◆ Stated task 1: Copy out the records from their first line up to and including the line with "- price-label: 54,429: [58, 137, 100, 151]".
+++ Given text
Bin Laden, Assassination and Democracy

Osama bin Laden is dead, assassinated by bullets sprayed from the guns of special armed forces of the United States. During the wild celebrations that followed, the word “assassination” was never once used by politicians. There were instead euphemisms galore. Bin Laden was said to have been “struck down” or “eliminated”. The New York Times announced his “demise” and “death” as a “symbolic stroke”. American officials spoke of his “targeted killing”. Prime Minister Gillard offered her own version: it was “the appropriate thing to do”, she told reporters in Sydney, “to welcome news that in a firefight he has been killed”.

It appears there was no firefight; and the reference to killing bin Laden underscored the point that nobody dared employ the right word to describe the deed. Yet assassination is what it was and hereon what it should be called.

The true meaning of assassination

Assassination is admittedly a provocative political word. It entered the English language during the sixteenth century, a strange gift from the Arab world, where it was originally the nickname of an Ismaili sect, who reportedly used hashish prior to bumping off their victims. Whether the resinous drug dulled or heightened the attackers’ senses goes unrecorded, but subsequently these “hashish eaters” came to be remembered as specialists in the secret art of using sudden violent attacks on prominent public figures to trigger reversals of political fortunes within power situations highly charged with conflict.

During modern times, as parliamentary democracy gained ground in countries such as Britain and the United States, assassinations were typically associated with the work of the devil, or with far-off countries trampled by authoritarian systems of government.

Nineteenth-century Russia was often described in diplomatic circles as despotism tempered by assassinations, single-minded acts of violence propagated by rotten regicides and nasty nihilists like Sergey Nyechayev, author of the infamous Catechism of a Revolutionary.

Assassination gradually, and rightly, came to be regarded as the antithesis to the spirit and institutions of democracy.
++++++
+++ Material for this task
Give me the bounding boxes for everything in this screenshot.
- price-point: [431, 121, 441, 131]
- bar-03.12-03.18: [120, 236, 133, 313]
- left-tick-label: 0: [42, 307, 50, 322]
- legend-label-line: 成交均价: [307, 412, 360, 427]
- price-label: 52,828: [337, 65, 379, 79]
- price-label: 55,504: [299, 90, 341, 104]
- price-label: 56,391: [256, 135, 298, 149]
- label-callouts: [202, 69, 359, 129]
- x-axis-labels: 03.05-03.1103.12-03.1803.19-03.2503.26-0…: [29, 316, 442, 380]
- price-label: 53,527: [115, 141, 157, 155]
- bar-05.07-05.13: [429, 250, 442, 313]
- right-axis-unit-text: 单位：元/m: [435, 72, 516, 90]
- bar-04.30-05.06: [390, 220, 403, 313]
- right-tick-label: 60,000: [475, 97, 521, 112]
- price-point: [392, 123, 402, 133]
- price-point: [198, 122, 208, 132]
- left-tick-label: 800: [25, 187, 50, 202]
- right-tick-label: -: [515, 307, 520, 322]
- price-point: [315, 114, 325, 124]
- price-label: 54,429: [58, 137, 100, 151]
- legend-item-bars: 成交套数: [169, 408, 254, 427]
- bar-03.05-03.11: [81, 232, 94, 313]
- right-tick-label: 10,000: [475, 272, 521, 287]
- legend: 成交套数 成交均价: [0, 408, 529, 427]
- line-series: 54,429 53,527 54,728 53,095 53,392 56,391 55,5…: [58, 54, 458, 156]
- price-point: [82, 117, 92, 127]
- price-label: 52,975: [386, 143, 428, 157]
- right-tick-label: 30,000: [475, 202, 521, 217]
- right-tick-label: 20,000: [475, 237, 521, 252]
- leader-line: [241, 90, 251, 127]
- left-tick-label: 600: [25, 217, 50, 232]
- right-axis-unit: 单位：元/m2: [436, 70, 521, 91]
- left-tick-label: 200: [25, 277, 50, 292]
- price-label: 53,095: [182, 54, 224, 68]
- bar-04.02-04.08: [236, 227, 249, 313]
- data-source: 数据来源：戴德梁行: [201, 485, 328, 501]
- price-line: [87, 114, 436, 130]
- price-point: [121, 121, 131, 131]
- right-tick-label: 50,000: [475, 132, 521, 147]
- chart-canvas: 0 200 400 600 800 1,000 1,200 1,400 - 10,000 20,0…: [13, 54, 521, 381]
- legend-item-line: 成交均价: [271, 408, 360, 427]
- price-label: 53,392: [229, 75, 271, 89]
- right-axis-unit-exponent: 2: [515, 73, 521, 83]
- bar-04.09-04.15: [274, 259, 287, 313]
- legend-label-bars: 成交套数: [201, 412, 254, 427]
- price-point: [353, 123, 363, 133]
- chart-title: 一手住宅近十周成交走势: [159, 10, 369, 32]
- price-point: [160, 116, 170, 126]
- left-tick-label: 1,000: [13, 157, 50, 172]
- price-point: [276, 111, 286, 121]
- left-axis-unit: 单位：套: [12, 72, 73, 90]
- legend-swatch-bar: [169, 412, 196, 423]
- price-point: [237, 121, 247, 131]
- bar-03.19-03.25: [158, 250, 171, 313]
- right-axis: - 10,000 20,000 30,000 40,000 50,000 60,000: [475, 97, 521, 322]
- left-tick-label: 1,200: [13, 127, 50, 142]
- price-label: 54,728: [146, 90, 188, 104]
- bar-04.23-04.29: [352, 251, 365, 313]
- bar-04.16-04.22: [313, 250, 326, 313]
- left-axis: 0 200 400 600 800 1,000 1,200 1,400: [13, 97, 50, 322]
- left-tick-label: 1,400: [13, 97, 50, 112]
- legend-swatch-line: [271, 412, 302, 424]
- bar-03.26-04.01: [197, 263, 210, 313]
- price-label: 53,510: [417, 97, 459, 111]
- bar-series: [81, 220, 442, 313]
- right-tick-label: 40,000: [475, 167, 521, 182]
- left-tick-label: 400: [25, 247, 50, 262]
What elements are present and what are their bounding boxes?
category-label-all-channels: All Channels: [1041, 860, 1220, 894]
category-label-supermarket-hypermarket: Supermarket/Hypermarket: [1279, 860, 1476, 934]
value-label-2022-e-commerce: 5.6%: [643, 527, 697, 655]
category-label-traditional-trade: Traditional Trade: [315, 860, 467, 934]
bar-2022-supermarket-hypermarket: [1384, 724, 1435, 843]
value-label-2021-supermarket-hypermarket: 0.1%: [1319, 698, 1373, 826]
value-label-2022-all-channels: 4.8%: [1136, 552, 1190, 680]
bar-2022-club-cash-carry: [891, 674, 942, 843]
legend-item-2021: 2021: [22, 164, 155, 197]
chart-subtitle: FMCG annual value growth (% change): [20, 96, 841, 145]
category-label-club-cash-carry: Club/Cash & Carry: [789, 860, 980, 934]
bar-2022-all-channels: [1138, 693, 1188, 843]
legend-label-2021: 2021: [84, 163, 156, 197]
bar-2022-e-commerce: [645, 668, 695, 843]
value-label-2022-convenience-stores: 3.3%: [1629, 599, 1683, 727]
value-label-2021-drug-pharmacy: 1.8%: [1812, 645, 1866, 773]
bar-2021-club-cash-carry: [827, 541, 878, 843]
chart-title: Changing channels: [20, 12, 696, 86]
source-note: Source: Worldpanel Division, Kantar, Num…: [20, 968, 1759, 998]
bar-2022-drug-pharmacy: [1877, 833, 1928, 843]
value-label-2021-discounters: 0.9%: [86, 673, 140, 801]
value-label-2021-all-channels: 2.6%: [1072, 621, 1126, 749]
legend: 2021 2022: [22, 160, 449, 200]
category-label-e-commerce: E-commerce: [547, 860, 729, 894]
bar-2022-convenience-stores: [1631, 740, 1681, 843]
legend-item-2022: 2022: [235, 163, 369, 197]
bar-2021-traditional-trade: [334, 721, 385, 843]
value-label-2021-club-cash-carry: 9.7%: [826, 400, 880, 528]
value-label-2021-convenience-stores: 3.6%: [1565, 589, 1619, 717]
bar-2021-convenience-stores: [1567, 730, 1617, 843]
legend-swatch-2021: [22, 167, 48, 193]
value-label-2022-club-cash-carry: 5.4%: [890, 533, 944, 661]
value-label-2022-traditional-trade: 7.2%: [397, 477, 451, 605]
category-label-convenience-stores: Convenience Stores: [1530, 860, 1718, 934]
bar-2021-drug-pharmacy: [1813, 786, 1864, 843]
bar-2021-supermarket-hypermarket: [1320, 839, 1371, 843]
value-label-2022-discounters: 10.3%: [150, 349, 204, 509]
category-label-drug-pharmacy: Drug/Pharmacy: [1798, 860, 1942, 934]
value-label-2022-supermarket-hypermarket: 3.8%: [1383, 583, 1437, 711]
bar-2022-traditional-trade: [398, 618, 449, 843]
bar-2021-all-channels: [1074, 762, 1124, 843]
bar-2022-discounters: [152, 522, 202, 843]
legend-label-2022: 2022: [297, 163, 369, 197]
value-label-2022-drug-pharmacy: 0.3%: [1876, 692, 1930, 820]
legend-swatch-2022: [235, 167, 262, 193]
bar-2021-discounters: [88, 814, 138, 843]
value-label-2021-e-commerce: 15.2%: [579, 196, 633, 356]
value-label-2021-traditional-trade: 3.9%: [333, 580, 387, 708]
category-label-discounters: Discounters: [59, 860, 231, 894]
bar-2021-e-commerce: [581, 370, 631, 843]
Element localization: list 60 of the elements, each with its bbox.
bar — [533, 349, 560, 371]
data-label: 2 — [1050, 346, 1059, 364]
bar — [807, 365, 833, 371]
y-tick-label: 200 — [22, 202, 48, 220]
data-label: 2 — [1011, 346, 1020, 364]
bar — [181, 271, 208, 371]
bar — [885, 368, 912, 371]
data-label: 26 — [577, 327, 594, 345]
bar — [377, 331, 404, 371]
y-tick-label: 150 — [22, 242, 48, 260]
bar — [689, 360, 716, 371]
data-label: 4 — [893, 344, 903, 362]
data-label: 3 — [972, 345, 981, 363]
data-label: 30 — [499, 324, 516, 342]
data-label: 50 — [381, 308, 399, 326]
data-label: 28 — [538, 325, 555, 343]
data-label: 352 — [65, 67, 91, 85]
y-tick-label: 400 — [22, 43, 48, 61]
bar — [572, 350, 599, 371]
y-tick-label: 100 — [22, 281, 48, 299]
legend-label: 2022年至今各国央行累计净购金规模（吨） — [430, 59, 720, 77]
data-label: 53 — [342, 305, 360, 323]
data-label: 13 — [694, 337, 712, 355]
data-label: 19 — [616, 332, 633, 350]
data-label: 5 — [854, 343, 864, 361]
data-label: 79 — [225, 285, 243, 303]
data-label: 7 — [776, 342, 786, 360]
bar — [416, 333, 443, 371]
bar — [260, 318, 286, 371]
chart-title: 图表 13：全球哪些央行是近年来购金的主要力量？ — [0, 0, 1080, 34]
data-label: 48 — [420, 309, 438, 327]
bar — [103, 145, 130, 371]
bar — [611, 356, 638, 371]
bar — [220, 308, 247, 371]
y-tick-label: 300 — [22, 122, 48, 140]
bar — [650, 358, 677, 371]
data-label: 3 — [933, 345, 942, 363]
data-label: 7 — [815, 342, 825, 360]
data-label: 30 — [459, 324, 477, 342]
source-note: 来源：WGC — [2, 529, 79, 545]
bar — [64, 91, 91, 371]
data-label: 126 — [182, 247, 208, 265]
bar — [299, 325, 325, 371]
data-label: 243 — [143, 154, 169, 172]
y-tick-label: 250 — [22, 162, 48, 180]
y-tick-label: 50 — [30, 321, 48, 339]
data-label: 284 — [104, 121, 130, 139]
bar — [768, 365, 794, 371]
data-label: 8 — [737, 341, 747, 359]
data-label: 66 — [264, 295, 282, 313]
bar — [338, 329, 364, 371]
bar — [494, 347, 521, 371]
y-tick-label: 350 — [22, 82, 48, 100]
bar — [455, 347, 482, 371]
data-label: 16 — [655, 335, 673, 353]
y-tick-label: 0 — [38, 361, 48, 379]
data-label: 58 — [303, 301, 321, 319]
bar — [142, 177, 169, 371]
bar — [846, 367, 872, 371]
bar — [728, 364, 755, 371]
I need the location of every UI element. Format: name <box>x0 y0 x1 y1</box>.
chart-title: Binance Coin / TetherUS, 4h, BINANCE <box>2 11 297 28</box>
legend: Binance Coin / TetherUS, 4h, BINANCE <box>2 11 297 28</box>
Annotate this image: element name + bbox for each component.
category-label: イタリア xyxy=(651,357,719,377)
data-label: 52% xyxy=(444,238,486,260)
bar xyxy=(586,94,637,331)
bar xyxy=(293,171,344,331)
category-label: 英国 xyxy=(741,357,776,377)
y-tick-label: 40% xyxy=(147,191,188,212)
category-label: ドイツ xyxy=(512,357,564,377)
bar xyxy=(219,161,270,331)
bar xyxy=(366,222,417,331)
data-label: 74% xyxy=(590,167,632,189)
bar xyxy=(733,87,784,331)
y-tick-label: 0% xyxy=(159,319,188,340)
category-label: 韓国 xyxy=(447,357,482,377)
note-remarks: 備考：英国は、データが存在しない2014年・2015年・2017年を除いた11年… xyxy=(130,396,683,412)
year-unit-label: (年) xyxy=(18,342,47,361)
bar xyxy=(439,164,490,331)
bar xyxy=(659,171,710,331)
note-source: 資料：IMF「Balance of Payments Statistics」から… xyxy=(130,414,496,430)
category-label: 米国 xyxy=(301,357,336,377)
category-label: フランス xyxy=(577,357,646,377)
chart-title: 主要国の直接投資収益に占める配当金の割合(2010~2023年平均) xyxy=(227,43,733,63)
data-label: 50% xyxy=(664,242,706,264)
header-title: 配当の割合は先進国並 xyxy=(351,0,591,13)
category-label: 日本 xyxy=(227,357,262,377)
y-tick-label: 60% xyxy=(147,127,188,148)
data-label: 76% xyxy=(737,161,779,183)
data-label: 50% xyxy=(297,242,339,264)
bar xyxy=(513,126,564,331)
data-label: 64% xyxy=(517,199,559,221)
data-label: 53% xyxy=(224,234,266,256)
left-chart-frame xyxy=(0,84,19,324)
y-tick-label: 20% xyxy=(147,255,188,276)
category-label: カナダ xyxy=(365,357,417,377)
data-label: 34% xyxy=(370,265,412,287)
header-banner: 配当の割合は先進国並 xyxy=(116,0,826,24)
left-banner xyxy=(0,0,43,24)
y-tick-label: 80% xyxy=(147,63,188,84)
++++++
◆ Stated task 2:
Answer these from the text on bin Laden's assassination:
(a) Which words did The New York Times use to announce his end?
(b) In which century did the word "assassination" enter the English language?
(c) Who wrote the Catechism of a Revolutionary?

◆ Complete output 1:
Give me the bounding boxes for everything in this screenshot.
- price-point: [431, 121, 441, 131]
- bar-03.12-03.18: [120, 236, 133, 313]
- left-tick-label: 0: [42, 307, 50, 322]
- legend-label-line: 成交均价: [307, 412, 360, 427]
- price-label: 52,828: [337, 65, 379, 79]
- price-label: 55,504: [299, 90, 341, 104]
- price-label: 56,391: [256, 135, 298, 149]
- label-callouts: [202, 69, 359, 129]
- x-axis-labels: 03.05-03.1103.12-03.1803.19-03.2503.26-0…: [29, 316, 442, 380]
- price-label: 53,527: [115, 141, 157, 155]
- bar-05.07-05.13: [429, 250, 442, 313]
- right-axis-unit-text: 单位：元/m: [435, 72, 516, 90]
- bar-04.30-05.06: [390, 220, 403, 313]
- right-tick-label: 60,000: [475, 97, 521, 112]
- price-point: [392, 123, 402, 133]
- price-point: [198, 122, 208, 132]
- left-tick-label: 800: [25, 187, 50, 202]
- right-tick-label: -: [515, 307, 520, 322]
- price-point: [315, 114, 325, 124]
- price-label: 54,429: [58, 137, 100, 151]

◆ Complete output 2:
(a) His "demise" and "death," as a "symbolic stroke."
(b) The sixteenth century.
(c) Sergey Nyechayev.